Appreciating population mountains

Tim Harford tweeted about a nice project visualizing of the world's distribution of population, and wondered why he likes it so much. 

That's the question we'd love to answer on this blog! Charts make us emotional - some we love, some we hate. We like to think that designers can control those emotions, via design choices.

I also happen to like the "Population Mountains" project as well. It fits nicely into a geography class.

1. Chart Form

The key feature is to adopt a 3D column chart form, instead of the more conventional choropleth or dot density. The use of columns is particularly effective here because it is natural - cities do tend to expand vertically upwards when ever more people cramp into the same amount of surface area. 

Jc_popmount

Imagine the same chart form is used to plot the number of swimming pools per square meter. It just doesn't make the same impact. 

2. Color Scale

The designer also made judicious choices on the color scale. The discrete, 5-color scheme is a clear winner over the more conventional, continuous color scale. The designer made a deliberate choice because most software by default uses a continuous color scale for continuous data (population density per square meter).

......

Problem 1: Which chart form does the post on population mountains say the project adopts?
Problem 2: Which chart forms does the post on population mountains name? List all of them.
Problem 3: Summarize the post on population mountains in two sentences.

Record extracts:
......

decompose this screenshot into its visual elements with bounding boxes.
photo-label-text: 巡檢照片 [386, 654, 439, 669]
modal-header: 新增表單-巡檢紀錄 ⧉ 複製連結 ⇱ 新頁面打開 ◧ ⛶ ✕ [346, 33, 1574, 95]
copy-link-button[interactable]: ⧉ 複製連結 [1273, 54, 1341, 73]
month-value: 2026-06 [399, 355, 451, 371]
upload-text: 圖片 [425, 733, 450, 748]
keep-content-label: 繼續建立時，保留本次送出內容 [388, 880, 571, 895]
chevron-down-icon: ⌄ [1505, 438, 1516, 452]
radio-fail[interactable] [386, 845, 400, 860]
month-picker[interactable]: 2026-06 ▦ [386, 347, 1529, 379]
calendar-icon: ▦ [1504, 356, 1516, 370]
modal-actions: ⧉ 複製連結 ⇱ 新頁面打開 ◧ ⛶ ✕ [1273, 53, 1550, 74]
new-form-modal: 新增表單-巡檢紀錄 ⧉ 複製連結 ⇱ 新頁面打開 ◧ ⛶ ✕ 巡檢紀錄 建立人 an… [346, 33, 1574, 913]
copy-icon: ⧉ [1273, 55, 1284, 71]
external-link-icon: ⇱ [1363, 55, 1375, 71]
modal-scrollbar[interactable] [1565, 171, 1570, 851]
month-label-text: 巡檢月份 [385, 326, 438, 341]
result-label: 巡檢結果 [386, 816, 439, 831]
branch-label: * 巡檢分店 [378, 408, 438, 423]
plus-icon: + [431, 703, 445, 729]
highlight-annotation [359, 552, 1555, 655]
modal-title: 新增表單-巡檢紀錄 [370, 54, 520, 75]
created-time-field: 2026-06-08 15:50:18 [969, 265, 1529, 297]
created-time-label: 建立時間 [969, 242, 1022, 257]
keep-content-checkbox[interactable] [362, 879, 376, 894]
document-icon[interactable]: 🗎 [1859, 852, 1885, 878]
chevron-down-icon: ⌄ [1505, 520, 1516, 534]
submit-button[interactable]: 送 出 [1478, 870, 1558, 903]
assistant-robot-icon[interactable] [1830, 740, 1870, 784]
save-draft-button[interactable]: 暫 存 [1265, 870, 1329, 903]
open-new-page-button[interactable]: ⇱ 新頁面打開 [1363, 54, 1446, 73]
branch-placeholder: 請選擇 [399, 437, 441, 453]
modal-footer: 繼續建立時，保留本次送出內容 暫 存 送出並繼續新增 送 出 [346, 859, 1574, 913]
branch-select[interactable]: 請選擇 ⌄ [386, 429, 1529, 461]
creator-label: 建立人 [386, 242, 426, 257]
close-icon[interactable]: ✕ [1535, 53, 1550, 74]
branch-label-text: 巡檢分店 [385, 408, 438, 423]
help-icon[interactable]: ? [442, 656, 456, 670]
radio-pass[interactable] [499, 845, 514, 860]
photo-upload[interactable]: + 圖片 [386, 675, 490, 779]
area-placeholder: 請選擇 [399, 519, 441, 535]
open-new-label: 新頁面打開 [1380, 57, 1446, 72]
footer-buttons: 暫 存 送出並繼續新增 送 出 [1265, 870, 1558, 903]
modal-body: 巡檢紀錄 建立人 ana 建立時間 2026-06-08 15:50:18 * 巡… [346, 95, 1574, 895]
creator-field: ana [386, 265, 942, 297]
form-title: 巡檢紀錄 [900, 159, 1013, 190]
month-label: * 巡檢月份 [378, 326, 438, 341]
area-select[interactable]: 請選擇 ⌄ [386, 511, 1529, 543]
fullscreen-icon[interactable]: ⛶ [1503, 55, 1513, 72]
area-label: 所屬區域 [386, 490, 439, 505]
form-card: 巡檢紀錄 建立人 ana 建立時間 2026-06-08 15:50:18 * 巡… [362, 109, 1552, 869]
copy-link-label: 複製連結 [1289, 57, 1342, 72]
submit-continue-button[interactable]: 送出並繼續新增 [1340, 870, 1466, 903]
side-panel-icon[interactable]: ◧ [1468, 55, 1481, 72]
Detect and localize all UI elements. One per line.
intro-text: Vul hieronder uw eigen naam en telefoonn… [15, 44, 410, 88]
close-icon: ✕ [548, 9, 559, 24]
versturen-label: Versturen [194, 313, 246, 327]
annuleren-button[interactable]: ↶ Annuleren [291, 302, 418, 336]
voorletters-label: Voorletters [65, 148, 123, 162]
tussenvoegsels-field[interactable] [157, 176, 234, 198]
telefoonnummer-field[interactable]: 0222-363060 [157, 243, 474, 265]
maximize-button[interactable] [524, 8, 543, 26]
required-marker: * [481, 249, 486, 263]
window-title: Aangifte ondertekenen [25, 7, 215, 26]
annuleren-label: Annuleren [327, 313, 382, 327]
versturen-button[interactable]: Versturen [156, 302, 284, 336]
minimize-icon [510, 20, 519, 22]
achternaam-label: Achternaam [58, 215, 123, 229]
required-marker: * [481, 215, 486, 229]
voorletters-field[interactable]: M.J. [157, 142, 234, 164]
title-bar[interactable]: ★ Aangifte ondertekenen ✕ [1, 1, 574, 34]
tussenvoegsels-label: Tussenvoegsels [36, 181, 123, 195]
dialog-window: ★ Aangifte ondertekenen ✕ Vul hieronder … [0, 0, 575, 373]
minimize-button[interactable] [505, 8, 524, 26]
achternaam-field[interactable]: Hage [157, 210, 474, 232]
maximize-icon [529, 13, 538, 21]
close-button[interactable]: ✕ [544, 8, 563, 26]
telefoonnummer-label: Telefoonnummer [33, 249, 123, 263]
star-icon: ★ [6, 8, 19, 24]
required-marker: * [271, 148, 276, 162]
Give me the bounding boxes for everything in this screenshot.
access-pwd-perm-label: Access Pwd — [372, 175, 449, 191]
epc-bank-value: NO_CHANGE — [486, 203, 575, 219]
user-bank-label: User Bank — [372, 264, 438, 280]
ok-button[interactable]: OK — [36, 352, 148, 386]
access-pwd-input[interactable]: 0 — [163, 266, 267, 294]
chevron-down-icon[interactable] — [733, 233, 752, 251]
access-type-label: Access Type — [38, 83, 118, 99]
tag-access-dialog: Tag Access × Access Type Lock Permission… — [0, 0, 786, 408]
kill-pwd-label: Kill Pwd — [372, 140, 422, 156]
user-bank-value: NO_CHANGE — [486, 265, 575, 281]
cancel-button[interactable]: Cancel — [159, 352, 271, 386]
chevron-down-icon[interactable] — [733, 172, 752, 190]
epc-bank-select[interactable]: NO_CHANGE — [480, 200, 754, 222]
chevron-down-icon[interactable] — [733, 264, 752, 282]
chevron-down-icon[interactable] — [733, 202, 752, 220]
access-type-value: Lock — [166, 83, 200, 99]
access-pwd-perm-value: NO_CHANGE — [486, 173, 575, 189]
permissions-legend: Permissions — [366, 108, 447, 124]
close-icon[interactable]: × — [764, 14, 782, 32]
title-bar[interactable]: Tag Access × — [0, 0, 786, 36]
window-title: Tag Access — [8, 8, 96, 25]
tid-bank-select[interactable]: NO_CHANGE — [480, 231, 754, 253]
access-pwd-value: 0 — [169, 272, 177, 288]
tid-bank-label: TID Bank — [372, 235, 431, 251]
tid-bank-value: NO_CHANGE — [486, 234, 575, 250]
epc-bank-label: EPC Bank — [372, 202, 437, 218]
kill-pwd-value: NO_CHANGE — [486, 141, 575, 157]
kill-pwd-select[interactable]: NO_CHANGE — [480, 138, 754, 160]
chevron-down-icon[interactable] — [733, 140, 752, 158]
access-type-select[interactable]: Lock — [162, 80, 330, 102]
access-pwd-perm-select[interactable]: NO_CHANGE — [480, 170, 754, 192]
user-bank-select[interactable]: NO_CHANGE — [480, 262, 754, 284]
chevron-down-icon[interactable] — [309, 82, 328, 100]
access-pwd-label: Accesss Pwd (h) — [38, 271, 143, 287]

......

Written reply 1: A 3D column chart form.

Written reply 2:
- 3D column chart
- Choropleth
- Dot density

Written reply 3: Prompted by Tim Harford wondering why he liked the "Population Mountains" visualization, the post credits the project's design choices, starting with its 3D column chart form. It argues that columns feel natural because cities grow upward as they get denser, and it says a discrete 5-color scheme beats the continuous color scale that most software uses by default.